- _What you have to do_
The records below are made of lines; count those holding the word "ylabel" and give the number only.

Structured figure records:
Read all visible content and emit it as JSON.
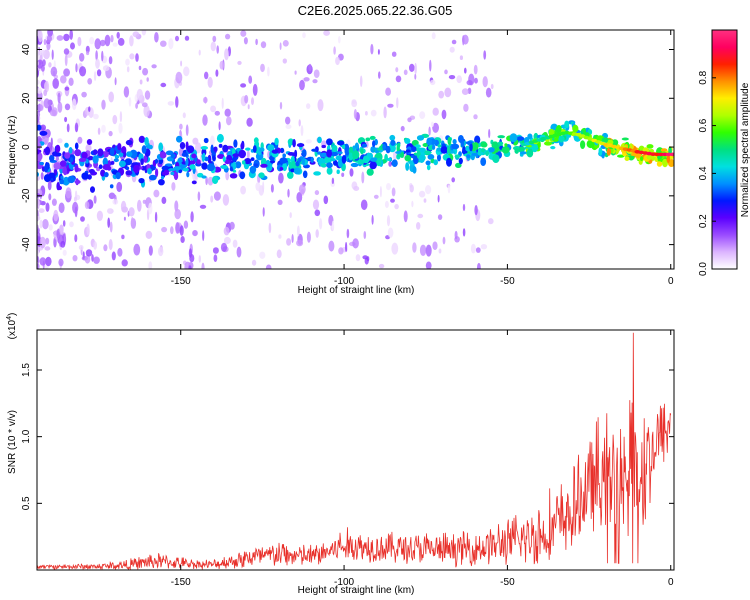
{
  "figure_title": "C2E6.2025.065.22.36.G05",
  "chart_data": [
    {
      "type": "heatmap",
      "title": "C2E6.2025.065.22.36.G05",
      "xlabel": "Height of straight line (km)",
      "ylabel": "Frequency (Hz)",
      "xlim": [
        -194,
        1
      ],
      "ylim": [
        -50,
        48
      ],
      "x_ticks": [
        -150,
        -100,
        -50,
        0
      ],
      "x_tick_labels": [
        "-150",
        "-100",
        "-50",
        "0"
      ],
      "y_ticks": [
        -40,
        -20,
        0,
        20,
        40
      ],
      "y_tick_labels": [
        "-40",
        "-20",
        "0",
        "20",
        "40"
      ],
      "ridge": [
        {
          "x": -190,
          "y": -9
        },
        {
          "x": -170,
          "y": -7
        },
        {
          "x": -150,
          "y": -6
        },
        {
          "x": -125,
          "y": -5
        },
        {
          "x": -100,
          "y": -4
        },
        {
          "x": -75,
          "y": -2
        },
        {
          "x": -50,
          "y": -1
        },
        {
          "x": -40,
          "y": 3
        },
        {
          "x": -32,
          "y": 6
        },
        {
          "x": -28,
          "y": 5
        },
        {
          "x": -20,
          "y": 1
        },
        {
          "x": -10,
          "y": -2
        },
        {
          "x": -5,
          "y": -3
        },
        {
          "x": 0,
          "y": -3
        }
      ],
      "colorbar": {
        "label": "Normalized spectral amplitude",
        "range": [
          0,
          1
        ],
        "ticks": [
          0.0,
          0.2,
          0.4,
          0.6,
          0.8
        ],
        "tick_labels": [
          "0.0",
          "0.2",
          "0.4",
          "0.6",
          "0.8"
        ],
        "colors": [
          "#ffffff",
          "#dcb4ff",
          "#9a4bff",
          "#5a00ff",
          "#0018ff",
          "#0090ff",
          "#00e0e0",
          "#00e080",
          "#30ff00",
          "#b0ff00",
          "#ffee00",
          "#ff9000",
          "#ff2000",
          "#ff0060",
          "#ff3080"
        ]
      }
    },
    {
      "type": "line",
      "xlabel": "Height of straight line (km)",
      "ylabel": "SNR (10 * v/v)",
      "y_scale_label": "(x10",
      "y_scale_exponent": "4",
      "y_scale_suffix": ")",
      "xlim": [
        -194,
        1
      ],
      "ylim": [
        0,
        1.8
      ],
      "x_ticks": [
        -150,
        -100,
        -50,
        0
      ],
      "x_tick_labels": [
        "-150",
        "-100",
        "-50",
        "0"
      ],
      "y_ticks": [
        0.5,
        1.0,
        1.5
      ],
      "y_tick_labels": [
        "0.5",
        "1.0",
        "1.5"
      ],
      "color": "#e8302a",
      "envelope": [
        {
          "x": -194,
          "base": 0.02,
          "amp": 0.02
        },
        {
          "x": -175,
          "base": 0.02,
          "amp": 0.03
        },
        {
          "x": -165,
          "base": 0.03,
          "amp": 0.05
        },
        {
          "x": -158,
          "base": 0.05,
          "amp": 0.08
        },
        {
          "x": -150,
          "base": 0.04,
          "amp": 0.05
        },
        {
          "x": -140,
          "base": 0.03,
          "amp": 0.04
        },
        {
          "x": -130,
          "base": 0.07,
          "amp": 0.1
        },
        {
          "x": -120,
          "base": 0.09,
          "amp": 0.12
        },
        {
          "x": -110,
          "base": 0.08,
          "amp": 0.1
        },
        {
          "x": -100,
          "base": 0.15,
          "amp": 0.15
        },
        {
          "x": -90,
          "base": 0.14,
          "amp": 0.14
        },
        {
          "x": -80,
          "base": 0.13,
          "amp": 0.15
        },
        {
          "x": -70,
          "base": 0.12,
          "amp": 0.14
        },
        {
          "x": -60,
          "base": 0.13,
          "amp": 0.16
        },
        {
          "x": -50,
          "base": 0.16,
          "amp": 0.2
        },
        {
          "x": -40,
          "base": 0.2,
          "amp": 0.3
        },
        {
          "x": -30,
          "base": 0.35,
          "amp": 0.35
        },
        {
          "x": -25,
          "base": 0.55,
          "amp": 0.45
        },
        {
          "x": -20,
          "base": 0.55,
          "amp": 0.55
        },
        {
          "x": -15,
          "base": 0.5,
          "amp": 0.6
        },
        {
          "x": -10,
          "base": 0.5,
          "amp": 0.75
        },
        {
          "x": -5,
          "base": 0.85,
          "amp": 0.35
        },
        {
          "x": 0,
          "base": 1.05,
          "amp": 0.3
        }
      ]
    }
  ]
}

- _Response_
2